* Task requirements
Extract every line of the material below and reproduce it faithfully.

▽

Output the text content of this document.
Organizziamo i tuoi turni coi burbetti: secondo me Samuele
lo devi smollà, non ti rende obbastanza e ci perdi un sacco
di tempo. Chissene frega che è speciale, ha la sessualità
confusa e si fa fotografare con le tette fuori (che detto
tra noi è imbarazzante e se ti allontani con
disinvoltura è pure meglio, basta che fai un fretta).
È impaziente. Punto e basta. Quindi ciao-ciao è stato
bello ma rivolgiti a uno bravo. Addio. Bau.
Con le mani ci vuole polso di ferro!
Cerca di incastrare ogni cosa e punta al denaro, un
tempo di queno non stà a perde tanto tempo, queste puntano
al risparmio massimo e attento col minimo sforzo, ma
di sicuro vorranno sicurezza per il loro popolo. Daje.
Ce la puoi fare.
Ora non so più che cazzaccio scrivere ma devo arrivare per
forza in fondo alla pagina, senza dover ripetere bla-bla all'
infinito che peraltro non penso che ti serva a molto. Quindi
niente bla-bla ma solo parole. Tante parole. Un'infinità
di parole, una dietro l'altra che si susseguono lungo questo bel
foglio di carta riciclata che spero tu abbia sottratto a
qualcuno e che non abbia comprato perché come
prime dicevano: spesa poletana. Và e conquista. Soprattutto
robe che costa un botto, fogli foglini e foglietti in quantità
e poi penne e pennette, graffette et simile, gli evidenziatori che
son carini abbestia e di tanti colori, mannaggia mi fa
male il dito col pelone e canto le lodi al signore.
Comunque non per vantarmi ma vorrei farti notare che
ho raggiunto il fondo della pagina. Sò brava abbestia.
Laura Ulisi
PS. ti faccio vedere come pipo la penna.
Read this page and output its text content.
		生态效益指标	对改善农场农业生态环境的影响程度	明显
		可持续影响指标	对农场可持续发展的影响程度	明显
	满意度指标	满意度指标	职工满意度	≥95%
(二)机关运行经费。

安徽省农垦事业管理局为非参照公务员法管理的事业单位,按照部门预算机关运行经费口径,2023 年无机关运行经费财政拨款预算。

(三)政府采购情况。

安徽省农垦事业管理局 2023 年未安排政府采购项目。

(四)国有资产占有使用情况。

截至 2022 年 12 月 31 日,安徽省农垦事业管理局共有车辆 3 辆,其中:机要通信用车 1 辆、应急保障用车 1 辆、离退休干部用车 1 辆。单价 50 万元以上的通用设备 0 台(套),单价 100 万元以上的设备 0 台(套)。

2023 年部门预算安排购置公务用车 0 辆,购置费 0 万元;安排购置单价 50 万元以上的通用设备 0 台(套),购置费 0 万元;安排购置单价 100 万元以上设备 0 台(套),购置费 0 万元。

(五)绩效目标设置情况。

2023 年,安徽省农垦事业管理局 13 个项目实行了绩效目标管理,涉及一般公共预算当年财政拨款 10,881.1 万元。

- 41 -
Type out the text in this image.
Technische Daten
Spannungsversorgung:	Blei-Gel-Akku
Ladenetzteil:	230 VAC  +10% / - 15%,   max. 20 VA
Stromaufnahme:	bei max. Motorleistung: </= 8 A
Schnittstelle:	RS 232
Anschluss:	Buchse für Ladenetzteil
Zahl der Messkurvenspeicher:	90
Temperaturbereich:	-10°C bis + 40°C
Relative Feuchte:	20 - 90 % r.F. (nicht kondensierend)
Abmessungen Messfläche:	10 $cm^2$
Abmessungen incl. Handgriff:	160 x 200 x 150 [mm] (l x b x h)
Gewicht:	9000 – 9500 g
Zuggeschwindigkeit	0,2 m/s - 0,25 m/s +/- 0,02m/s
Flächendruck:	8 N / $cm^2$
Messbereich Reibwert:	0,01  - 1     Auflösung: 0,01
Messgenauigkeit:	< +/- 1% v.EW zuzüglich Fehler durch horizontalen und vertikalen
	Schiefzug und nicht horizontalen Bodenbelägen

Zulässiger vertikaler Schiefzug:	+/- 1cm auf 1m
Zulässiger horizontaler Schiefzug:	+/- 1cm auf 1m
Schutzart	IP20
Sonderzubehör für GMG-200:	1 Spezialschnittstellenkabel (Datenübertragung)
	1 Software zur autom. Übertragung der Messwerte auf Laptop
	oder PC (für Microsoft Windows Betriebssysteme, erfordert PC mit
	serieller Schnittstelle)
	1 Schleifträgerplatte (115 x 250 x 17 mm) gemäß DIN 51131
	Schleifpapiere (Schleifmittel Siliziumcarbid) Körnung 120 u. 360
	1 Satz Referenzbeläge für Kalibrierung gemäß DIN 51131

△

* Result of the task
Output the text content of this document.
Organizziamo i tuoi turni coi burbetti: secondo me Samuele
lo devi smollà, non ti rende obbastanza e ci perdi un sacco
di tempo. Chissene frega che è speciale, ha la sessualità
confusa e si fa fotografare con le tette fuori (che detto
tra noi è imbarazzante e se ti allontani con
disinvoltura è pure meglio, basta che fai un fretta).
È impaziente. Punto e basta. Quindi ciao-ciao è stato
bello ma rivolgiti a uno bravo. Addio. Bau.
Con le mani ci vuole polso di ferro!
Cerca di incastrare ogni cosa e punta al denaro, un
tempo di queno non stà a perde tanto tempo, queste puntano
al risparmio massimo e attento col minimo sforzo, ma
di sicuro vorranno sicurezza per il loro popolo. Daje.
Ce la puoi fare.
Ora non so più che cazzaccio scrivere ma devo arrivare per
forza in fondo alla pagina, senza dover ripetere bla-bla all'
infinito che peraltro non penso che ti serva a molto. Quindi
niente bla-bla ma solo parole. Tante parole. Un'infinità
di parole, una dietro l'altra che si susseguono lungo questo bel
foglio di carta riciclata che spero tu abbia sottratto a
qualcuno e che non abbia comprato perché come
prime dicevano: spesa poletana. Và e conquista. Soprattutto
robe che costa un botto, fogli foglini e foglietti in quantità
e poi penne e pennette, graffette et simile, gli evidenziatori che
son carini abbestia e di tanti colori, mannaggia mi fa
male il dito col pelone e canto le lodi al signore.
Comunque non per vantarmi ma vorrei farti notare che
ho raggiunto il fondo della pagina. Sò brava abbestia.
Laura Ulisi
PS. ti faccio vedere come pipo la penna.
Read this page and output its text content.
		生态效益指标	对改善农场农业生态环境的影响程度	明显
		可持续影响指标	对农场可持续发展的影响程度	明显
	满意度指标	满意度指标	职工满意度	≥95%
(二)机关运行经费。

安徽省农垦事业管理局为非参照公务员法管理的事业单位,按照部门预算机关运行经费口径,2023 年无机关运行经费财政拨款预算。

(三)政府采购情况。

安徽省农垦事业管理局 2023 年未安排政府采购项目。

(四)国有资产占有使用情况。

截至 2022 年 12 月 31 日,安徽省农垦事业管理局共有车辆 3 辆,其中:机要通信用车 1 辆、应急保障用车 1 辆、离退休干部用车 1 辆。单价 50 万元以上的通用设备 0 台(套),单价 100 万元以上的设备 0 台(套)。

2023 年部门预算安排购置公务用车 0 辆,购置费 0 万元;安排购置单价 50 万元以上的通用设备 0 台(套),购置费 0 万元;安排购置单价 100 万元以上设备 0 台(套),购置费 0 万元。

(五)绩效目标设置情况。

2023 年,安徽省农垦事业管理局 13 个项目实行了绩效目标管理,涉及一般公共预算当年财政拨款 10,881.1 万元。

- 41 -
Type out the text in this image.
Technische Daten
Spannungsversorgung:	Blei-Gel-Akku
Ladenetzteil:	230 VAC  +10% / - 15%,   max. 20 VA
Stromaufnahme:	bei max. Motorleistung: </= 8 A
Schnittstelle:	RS 232
Anschluss:	Buchse für Ladenetzteil
Zahl der Messkurvenspeicher:	90
Temperaturbereich:	-10°C bis + 40°C
Relative Feuchte:	20 - 90 % r.F. (nicht kondensierend)
Abmessungen Messfläche:	10 $cm^2$
Abmessungen incl. Handgriff:	160 x 200 x 150 [mm] (l x b x h)
Gewicht:	9000 – 9500 g
Zuggeschwindigkeit	0,2 m/s - 0,25 m/s +/- 0,02m/s
Flächendruck:	8 N / $cm^2$
Messbereich Reibwert:	0,01  - 1     Auflösung: 0,01
Messgenauigkeit:	< +/- 1% v.EW zuzüglich Fehler durch horizontalen und vertikalen
	Schiefzug und nicht horizontalen Bodenbelägen

Zulässiger vertikaler Schiefzug:	+/- 1cm auf 1m
Zulässiger horizontaler Schiefzug:	+/- 1cm auf 1m
Schutzart	IP20
Sonderzubehör für GMG-200:	1 Spezialschnittstellenkabel (Datenübertragung)
	1 Software zur autom. Übertragung der Messwerte auf Laptop
	oder PC (für Microsoft Windows Betriebssysteme, erfordert PC mit
	serieller Schnittstelle)
	1 Schleifträgerplatte (115 x 250 x 17 mm) gemäß DIN 51131
	Schleifpapiere (Schleifmittel Siliziumcarbid) Körnung 120 u. 360
	1 Satz Referenzbeläge für Kalibrierung gemäß DIN 51131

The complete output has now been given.